***** Input *****

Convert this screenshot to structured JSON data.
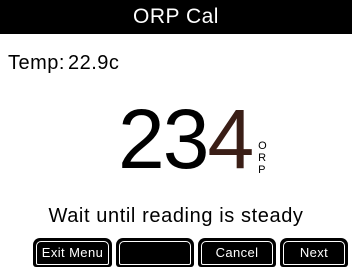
{
  "title": "ORP Cal",
  "temperature": {
    "label": "Temp:",
    "value": "22.9c"
  },
  "reading": {
    "digits_main": "23",
    "digit_last": "4",
    "unit_letters": [
      "O",
      "R",
      "P"
    ]
  },
  "status_message": "Wait until reading is steady",
  "softkeys": [
    {
      "label": "Exit Menu"
    },
    {
      "label": ""
    },
    {
      "label": "Cancel"
    },
    {
      "label": "Next"
    }
  ],
  "colors": {
    "title_bar": "#000000",
    "background": "#ffffff",
    "last_digit": "#3a1e16"
  }
}
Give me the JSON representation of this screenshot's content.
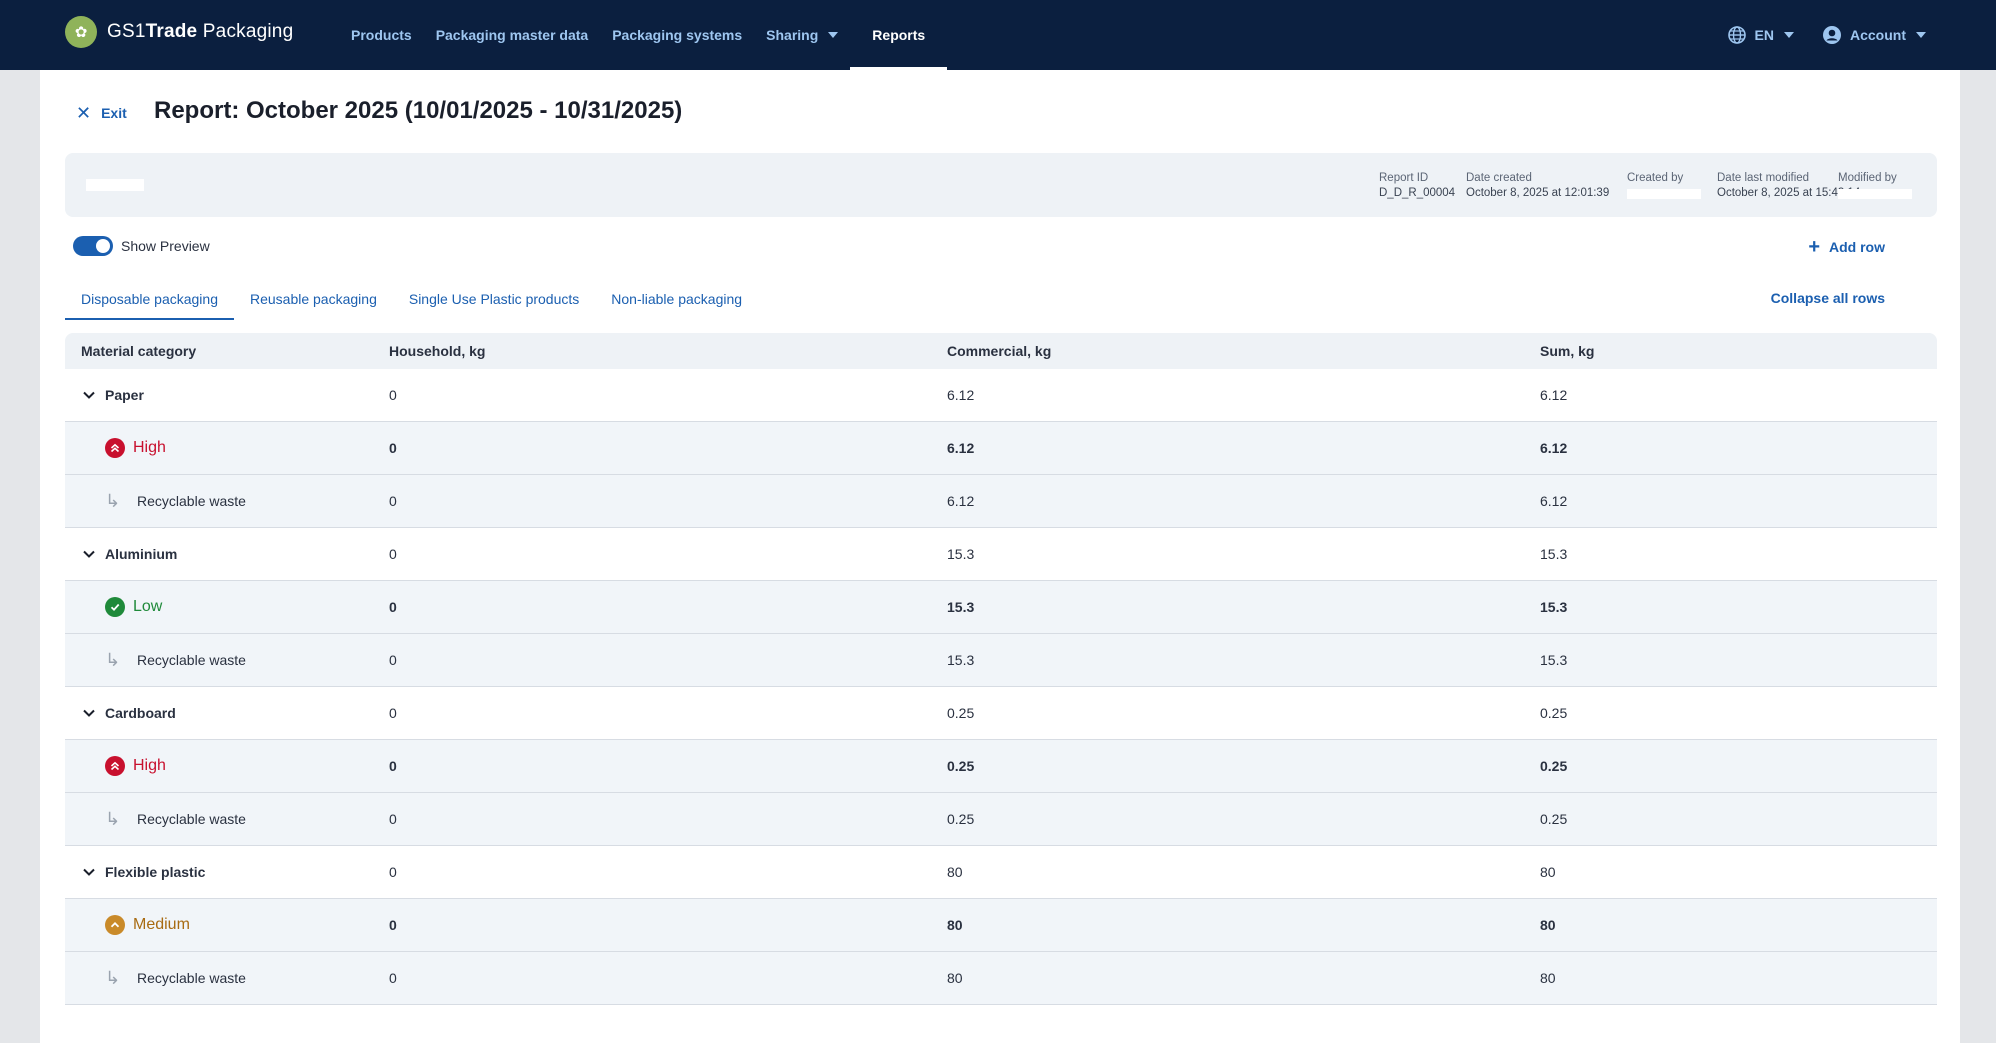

*****

> **To be done**:
Reproduce the material word for word, minus the images.

> **Written response**:
Convert this screenshot to structured JSON data.
{
  "title": "ORP Cal",
  "temperature": {
    "label": "Temp:",
    "value": "22.9c"
  },
  "reading": {
    "digits_main": "23",
    "digit_last": "4",
    "unit_letters": [
      "O",
      "R",
      "P"
    ]
  },
  "status_message": "Wait until reading is steady",
  "softkeys": [
    {
      "label": "Exit Menu"
    },
    {
      "label": ""
    },
    {
      "label": "Cancel"
    },
    {
      "label": "Next"
    }
  ],
  "colors": {
    "title_bar": "#000000",
    "background": "#ffffff",
    "last_digit": "#3a1e16"
  }
}
Give me the JSON representation of this screenshot's content.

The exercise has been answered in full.